==== Recorded information ====
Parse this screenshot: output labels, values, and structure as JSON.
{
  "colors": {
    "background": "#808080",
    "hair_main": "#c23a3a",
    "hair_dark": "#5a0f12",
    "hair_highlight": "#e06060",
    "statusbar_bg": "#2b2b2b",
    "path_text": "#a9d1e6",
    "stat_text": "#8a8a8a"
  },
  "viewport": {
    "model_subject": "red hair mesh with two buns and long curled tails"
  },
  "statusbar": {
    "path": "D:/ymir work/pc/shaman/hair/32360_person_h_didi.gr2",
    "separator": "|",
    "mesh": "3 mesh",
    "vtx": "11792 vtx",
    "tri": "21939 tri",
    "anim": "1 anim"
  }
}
====
Task brief:
The records above need to be transcribed in full. Keep every character unchanged.

Result:
Parse this screenshot: output labels, values, and structure as JSON.
{
  "colors": {
    "background": "#808080",
    "hair_main": "#c23a3a",
    "hair_dark": "#5a0f12",
    "hair_highlight": "#e06060",
    "statusbar_bg": "#2b2b2b",
    "path_text": "#a9d1e6",
    "stat_text": "#8a8a8a"
  },
  "viewport": {
    "model_subject": "red hair mesh with two buns and long curled tails"
  },
  "statusbar": {
    "path": "D:/ymir work/pc/shaman/hair/32360_person_h_didi.gr2",
    "separator": "|",
    "mesh": "3 mesh",
    "vtx": "11792 vtx",
    "tri": "21939 tri",
    "anim": "1 anim"
  }
}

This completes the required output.